Say how many lines contain the string "relative". Give no other output.

===== MATERIAL PROVIDED =====

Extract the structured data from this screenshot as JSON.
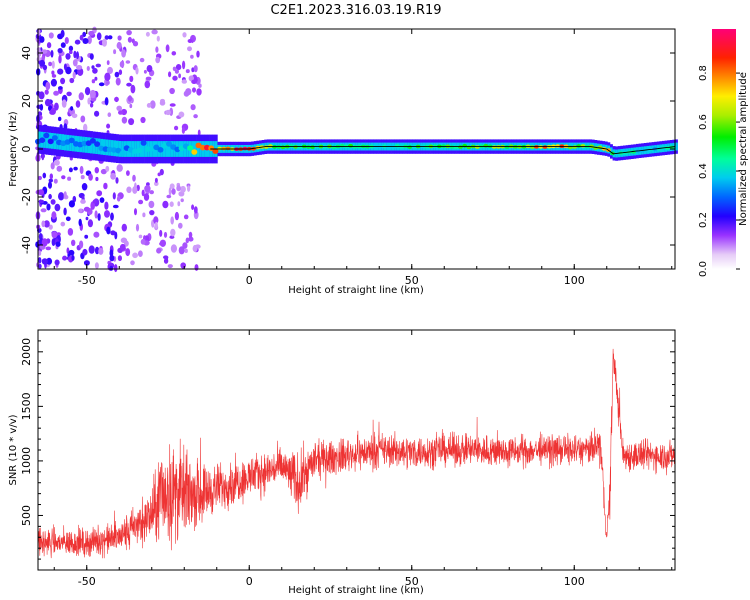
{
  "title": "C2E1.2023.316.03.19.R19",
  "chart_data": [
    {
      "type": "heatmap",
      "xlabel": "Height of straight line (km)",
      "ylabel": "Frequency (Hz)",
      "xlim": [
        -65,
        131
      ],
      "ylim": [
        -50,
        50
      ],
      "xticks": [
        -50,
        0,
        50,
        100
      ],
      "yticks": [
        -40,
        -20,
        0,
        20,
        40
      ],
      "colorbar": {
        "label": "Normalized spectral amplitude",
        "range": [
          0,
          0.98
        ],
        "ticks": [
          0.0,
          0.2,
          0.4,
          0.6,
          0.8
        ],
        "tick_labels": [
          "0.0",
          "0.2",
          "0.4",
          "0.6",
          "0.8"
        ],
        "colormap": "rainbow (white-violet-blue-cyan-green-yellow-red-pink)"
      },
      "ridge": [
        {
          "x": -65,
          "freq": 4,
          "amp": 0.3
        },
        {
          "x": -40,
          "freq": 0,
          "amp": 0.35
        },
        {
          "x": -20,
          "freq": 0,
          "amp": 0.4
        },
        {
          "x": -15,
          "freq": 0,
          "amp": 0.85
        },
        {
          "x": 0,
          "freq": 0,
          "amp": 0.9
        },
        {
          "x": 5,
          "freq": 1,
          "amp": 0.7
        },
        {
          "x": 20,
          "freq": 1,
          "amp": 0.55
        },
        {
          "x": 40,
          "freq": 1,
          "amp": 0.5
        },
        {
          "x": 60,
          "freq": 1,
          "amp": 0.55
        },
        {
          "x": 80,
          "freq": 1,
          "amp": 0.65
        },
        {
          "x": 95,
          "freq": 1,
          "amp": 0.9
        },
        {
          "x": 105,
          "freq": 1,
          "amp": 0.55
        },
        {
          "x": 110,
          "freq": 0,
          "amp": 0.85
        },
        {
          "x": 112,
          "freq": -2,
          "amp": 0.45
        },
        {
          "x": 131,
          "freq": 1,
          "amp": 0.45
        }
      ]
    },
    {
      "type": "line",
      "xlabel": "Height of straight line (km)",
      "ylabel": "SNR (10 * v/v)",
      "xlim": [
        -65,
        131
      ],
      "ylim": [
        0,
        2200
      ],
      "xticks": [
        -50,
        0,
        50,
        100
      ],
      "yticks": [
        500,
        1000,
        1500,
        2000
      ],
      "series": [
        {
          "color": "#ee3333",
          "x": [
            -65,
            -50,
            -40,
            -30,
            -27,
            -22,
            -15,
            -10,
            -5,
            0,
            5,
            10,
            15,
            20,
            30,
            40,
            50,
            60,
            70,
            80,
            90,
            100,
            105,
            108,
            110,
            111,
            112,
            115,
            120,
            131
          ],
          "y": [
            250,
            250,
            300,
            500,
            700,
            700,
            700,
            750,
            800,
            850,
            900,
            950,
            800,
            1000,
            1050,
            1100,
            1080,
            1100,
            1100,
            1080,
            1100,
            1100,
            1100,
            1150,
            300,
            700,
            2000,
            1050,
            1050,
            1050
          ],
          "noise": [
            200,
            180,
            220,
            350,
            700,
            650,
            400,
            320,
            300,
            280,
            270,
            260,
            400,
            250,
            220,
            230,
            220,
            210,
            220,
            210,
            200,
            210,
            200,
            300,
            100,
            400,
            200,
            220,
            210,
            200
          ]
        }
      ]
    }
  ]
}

=====
===== MATERIAL PROVIDED =====

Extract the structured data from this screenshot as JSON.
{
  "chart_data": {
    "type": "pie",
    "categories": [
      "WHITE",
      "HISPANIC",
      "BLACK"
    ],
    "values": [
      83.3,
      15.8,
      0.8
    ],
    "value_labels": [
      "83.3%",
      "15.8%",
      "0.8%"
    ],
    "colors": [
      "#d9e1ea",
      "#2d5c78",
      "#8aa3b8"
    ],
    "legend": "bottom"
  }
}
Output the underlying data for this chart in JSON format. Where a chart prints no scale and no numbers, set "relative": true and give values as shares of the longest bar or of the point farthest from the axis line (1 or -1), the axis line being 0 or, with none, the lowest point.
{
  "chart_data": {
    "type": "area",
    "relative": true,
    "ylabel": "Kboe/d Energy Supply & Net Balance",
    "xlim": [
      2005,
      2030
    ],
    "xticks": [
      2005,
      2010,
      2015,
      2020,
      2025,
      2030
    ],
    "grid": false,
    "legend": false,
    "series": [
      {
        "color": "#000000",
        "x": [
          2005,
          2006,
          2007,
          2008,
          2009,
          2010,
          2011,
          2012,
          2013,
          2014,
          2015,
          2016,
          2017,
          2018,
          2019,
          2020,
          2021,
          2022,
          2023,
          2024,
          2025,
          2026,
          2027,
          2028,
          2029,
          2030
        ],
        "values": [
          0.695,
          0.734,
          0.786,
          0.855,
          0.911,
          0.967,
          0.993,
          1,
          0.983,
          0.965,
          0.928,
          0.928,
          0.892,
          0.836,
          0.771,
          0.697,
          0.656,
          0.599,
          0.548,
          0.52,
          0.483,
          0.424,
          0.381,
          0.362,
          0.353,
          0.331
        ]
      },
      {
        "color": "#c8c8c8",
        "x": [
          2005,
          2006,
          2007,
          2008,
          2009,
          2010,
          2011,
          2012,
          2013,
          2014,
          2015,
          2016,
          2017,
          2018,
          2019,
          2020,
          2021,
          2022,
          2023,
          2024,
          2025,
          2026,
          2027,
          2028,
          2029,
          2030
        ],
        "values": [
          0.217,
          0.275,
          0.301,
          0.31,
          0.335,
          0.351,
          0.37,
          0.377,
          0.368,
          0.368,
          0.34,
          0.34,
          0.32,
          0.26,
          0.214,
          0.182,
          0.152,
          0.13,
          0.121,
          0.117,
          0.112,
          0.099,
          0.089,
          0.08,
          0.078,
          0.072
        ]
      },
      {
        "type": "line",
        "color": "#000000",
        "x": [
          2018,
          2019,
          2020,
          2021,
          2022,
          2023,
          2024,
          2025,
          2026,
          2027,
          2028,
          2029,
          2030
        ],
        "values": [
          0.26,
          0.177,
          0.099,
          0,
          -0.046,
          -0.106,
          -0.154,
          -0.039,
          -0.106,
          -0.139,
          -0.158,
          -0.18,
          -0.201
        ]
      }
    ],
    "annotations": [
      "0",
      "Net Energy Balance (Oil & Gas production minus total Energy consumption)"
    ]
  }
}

=====

TASK SOLUTION
2